---------- DATA SUPPLIED ----------
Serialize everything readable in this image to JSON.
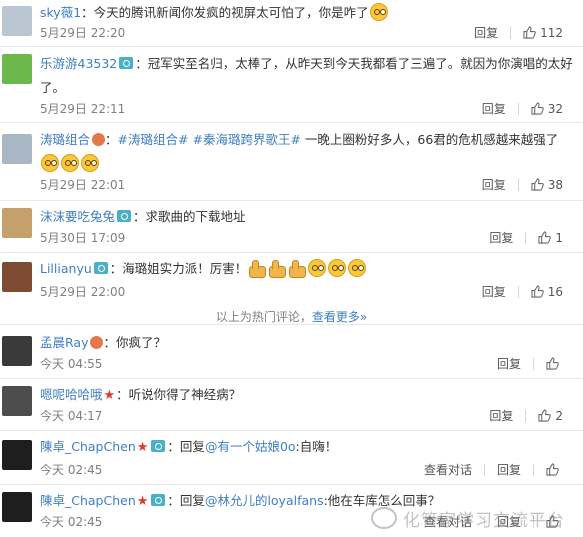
{
  "comments": [
    {
      "name": "sky薇1",
      "badges": [],
      "text_parts": [
        {
          "t": "：今天的腾讯新闻你发疯的视屏太可怕了，你是咋了"
        }
      ],
      "emoji_count": 1,
      "time": "5月29日 22:20",
      "reply": "回复",
      "likes": "112",
      "avatar_color": "#b9c6d2"
    },
    {
      "name": "乐游游43532",
      "badges": [
        "v"
      ],
      "text_parts": [
        {
          "t": "：冠军实至名归，太棒了，从昨天到今天我都看了三遍了。就因为你演唱的太好了。"
        }
      ],
      "emoji_count": 0,
      "time": "5月29日 22:11",
      "reply": "回复",
      "likes": "32",
      "avatar_color": "#6bb84d"
    },
    {
      "name": "涛璐组合",
      "badges": [
        "lv"
      ],
      "text_parts": [
        {
          "t": "："
        },
        {
          "t": "#涛璐组合#",
          "c": "topic"
        },
        {
          "t": " "
        },
        {
          "t": "#秦海璐跨界歌王#",
          "c": "topic"
        },
        {
          "t": " 一晚上圈粉好多人，66君的危机感越来越强了"
        }
      ],
      "emoji_count": 3,
      "time": "5月29日 22:01",
      "reply": "回复",
      "likes": "38",
      "avatar_color": "#a9b7c4"
    },
    {
      "name": "沫沫要吃兔兔",
      "badges": [
        "v"
      ],
      "text_parts": [
        {
          "t": "：求歌曲的下载地址"
        }
      ],
      "emoji_count": 0,
      "time": "5月30日 17:09",
      "reply": "回复",
      "likes": "1",
      "avatar_color": "#c4a06a"
    },
    {
      "name": "Lillianyu",
      "badges": [
        "v"
      ],
      "text_parts": [
        {
          "t": "：海璐姐实力派！厉害！"
        }
      ],
      "emoji_count": 3,
      "thumb_count": 3,
      "time": "5月29日 22:00",
      "reply": "回复",
      "likes": "16",
      "avatar_color": "#7d4a32"
    }
  ],
  "hot_separator": {
    "text": "以上为热门评论，",
    "more": "查看更多»"
  },
  "recent": [
    {
      "name": "孟晨Ray",
      "badges": [
        "lv"
      ],
      "text": "：你疯了？",
      "time": "今天 04:55",
      "reply": "回复",
      "likes": "",
      "avatar_color": "#3a3a3a"
    },
    {
      "name": "嗯呢哈哈哦",
      "badges": [
        "star"
      ],
      "text": "：听说你得了神经病？",
      "time": "今天 04:17",
      "reply": "回复",
      "likes": "2",
      "avatar_color": "#4d4d4d"
    },
    {
      "name": "陳卓_ChapChen",
      "badges": [
        "star",
        "v"
      ],
      "text_pre": "：回复",
      "mention": "@有一个姑娘0o",
      "text_post": ":自嗨！",
      "time": "今天 02:45",
      "view_thread": "查看对话",
      "reply": "回复",
      "likes": "",
      "avatar_color": "#1e1e1e"
    },
    {
      "name": "陳卓_ChapChen",
      "badges": [
        "star",
        "v"
      ],
      "text_pre": "：回复",
      "mention": "@林允儿的loyalfans",
      "text_post": ":他在车库怎么回事？",
      "time": "今天 02:45",
      "view_thread": "查看对话",
      "reply": "回复",
      "likes": "",
      "avatar_color": "#1e1e1e"
    }
  ],
  "watermark": "化管家学习交流平台",
  "colors": {
    "link": "#3e7fc5",
    "meta": "#808080",
    "star": "#e0392b",
    "vbadge": "#49b0c8"
  }
}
----------
- PROBLEM DESCRIPTION: Return every line in the listing that contains the word "likes".

- WRITTEN RESPONSE:
      "likes": "112",
      "likes": "32",
      "likes": "38",
      "likes": "1",
      "likes": "16",
      "likes": "",
      "likes": "2",
      "likes": "",
      "likes": "",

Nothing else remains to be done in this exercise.